WHAT IS EXPECTED: Copy out the lines that have "necessária" in them.
------------------------------------
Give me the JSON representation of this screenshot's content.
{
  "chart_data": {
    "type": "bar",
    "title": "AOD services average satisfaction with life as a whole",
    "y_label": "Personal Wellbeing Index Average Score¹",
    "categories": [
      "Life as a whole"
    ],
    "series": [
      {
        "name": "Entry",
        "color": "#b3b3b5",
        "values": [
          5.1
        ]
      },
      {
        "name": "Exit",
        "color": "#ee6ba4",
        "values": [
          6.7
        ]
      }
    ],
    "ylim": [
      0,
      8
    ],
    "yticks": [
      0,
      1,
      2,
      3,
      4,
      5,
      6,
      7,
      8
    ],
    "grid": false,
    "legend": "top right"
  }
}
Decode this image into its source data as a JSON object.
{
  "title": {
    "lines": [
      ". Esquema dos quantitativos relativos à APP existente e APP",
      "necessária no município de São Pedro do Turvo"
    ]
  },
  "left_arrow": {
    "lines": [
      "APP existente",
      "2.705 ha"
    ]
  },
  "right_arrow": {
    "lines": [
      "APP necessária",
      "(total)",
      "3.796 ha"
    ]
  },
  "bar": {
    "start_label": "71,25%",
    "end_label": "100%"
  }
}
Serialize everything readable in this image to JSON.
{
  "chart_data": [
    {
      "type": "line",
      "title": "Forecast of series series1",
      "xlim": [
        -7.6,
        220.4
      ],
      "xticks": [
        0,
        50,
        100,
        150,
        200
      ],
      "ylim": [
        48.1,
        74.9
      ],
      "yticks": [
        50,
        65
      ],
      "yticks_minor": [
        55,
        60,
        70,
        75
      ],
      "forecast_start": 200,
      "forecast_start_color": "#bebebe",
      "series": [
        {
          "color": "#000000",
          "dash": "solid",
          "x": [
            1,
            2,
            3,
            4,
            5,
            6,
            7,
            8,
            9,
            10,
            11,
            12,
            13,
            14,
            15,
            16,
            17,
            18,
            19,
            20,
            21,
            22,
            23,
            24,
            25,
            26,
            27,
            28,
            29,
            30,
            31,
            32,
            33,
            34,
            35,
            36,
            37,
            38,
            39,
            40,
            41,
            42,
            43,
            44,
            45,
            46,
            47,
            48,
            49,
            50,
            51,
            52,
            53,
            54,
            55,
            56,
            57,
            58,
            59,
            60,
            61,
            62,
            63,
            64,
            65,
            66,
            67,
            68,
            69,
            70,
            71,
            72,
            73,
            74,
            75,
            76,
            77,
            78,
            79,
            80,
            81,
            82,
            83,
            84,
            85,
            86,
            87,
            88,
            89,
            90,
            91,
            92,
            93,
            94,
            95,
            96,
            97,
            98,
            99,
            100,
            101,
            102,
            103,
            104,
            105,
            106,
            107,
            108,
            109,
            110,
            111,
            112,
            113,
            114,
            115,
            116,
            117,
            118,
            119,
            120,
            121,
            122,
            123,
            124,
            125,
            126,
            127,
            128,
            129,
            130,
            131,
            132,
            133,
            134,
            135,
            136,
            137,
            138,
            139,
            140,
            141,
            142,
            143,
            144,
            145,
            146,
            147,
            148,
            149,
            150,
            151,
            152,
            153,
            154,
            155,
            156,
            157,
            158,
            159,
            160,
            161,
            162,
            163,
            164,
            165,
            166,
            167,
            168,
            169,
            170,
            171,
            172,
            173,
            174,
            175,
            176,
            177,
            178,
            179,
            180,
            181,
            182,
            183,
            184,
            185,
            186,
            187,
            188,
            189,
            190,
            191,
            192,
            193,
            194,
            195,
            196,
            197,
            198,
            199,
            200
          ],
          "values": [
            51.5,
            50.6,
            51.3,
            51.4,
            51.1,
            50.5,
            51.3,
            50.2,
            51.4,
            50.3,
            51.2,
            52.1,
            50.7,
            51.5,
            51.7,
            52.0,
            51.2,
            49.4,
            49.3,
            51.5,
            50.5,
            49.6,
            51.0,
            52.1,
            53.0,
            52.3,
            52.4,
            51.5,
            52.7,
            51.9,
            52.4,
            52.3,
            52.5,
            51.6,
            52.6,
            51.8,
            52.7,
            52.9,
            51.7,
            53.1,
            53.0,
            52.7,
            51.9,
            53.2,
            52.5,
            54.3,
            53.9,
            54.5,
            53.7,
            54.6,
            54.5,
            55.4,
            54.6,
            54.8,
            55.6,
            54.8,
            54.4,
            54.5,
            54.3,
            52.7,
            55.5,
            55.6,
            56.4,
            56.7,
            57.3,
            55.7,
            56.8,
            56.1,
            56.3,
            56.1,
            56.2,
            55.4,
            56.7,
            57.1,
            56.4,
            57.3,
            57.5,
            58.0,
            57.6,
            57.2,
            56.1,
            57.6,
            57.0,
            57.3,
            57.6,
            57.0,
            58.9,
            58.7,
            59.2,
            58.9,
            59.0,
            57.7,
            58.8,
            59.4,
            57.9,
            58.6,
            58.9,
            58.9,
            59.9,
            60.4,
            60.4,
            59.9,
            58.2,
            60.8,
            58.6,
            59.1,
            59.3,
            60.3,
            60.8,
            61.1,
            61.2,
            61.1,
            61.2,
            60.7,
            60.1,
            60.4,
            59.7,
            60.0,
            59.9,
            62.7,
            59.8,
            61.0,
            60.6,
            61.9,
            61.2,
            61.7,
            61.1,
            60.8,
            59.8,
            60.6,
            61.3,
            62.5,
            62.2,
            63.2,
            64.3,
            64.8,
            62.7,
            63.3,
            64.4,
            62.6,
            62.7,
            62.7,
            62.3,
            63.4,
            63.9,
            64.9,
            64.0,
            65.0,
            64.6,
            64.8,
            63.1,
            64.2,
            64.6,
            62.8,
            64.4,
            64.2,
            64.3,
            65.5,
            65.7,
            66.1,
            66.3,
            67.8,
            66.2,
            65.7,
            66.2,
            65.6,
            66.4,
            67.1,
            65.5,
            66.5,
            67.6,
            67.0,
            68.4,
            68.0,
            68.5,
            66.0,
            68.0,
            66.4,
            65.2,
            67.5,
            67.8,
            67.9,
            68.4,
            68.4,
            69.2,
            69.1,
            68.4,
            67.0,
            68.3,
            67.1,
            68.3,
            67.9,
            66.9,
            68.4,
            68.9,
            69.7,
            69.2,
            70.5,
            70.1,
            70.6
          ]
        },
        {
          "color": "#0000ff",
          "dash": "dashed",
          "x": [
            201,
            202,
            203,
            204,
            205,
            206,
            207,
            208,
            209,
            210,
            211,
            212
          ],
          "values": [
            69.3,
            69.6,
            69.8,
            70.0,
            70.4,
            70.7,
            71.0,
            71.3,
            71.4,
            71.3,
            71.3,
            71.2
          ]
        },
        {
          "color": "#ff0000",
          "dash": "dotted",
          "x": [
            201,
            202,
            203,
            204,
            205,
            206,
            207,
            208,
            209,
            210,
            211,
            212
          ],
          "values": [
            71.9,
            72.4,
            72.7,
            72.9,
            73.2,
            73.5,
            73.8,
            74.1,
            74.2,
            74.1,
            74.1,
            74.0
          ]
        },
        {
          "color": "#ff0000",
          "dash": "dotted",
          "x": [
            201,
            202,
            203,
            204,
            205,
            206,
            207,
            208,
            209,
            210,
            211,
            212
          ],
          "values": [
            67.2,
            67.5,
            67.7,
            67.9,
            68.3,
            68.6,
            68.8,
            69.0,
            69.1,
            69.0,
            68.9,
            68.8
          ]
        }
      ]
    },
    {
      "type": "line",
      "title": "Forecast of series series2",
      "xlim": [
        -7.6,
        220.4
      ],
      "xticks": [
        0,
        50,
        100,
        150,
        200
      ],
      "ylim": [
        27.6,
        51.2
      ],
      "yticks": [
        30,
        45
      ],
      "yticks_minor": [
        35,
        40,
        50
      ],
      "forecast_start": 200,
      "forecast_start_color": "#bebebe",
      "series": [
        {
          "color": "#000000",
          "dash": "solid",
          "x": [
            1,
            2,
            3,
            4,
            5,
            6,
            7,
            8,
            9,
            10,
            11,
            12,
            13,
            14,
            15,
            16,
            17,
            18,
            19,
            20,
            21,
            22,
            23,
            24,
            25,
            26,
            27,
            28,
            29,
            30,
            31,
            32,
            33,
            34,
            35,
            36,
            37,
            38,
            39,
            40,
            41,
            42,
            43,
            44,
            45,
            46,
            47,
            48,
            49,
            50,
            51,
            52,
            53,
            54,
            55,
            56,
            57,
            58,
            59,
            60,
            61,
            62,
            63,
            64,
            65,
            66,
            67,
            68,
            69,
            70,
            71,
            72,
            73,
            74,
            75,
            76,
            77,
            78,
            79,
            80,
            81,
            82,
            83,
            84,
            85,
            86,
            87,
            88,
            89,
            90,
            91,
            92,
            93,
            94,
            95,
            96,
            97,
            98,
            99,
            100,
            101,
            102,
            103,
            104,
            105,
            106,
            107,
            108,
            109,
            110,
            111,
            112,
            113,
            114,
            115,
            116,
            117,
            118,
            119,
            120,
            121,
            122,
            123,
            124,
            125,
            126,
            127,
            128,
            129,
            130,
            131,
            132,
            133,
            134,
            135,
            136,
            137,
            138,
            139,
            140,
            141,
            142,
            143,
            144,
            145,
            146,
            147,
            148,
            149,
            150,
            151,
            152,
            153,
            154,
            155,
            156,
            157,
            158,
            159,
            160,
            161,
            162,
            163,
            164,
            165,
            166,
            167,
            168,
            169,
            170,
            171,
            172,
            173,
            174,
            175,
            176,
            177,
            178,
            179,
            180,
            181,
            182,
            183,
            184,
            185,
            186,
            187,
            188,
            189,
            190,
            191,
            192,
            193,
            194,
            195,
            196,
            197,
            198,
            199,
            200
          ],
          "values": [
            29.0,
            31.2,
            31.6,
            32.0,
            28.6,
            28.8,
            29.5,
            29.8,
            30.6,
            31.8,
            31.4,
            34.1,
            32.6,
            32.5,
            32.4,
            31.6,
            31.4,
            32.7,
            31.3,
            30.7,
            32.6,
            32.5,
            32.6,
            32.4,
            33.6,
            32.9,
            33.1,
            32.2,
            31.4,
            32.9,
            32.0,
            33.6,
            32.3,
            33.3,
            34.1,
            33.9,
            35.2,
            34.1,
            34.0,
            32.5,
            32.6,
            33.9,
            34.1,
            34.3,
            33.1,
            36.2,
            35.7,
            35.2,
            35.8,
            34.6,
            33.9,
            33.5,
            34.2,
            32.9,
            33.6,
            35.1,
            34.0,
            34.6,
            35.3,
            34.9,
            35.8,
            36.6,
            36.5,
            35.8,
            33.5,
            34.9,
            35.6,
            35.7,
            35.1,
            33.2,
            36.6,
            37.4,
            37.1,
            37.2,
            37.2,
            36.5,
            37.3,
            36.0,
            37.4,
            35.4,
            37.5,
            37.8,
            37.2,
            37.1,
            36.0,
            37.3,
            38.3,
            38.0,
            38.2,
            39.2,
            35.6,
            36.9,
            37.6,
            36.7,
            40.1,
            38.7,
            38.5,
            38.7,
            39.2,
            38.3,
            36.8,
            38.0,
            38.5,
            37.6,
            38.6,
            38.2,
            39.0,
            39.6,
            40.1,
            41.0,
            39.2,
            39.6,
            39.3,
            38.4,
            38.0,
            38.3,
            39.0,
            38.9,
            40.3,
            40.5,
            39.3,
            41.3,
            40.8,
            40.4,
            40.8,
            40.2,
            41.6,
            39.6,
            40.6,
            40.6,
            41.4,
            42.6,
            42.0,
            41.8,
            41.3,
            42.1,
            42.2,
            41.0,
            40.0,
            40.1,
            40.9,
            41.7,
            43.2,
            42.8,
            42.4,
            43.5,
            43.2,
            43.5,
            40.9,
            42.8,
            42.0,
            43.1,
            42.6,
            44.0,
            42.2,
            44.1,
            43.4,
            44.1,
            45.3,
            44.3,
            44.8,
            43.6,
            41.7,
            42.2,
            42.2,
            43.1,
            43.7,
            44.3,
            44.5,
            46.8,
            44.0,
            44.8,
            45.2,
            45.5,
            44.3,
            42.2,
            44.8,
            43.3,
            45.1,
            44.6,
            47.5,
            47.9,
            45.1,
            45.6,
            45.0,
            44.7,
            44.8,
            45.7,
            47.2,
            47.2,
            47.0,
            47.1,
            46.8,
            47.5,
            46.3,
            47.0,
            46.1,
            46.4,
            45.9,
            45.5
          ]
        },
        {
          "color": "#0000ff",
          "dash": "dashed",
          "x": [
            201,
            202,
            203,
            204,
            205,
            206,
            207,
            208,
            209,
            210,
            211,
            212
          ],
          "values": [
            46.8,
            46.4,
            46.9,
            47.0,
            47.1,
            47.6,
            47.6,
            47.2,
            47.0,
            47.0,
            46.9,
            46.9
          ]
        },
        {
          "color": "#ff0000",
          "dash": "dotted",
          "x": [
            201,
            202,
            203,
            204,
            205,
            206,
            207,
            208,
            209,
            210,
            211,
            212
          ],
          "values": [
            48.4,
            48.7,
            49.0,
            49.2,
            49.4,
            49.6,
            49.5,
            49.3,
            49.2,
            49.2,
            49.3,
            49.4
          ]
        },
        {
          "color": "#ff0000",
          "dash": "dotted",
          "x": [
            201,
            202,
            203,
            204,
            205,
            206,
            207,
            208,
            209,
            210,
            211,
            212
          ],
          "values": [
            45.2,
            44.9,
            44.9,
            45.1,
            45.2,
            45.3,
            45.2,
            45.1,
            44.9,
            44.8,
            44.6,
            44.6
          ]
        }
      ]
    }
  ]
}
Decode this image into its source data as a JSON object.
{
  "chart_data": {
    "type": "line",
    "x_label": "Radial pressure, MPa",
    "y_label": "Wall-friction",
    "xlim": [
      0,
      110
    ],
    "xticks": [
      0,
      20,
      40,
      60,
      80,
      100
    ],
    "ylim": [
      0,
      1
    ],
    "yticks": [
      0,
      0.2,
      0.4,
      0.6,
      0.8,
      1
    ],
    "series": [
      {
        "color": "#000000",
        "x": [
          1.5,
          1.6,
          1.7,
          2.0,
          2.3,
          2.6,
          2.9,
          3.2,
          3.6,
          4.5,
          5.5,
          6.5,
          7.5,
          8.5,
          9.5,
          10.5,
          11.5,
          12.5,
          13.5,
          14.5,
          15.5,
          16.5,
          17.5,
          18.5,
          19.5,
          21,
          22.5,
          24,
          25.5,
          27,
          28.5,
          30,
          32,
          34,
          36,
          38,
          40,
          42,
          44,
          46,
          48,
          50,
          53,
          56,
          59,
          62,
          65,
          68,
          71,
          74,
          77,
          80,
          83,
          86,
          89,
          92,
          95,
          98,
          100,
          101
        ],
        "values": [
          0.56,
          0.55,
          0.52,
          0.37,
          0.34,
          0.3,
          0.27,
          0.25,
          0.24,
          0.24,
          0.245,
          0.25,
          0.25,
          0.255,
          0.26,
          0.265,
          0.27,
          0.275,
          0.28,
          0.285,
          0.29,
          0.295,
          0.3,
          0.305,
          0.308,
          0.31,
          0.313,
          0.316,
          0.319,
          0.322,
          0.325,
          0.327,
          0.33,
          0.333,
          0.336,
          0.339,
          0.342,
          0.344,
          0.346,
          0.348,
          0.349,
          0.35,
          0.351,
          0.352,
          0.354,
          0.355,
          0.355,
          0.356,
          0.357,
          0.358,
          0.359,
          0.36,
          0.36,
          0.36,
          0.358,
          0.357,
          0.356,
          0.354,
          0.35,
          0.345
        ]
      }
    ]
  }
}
------------------------------------
WRITTEN RESPONSE:
      "necessária no município de São Pedro do Turvo"
      "APP necessária",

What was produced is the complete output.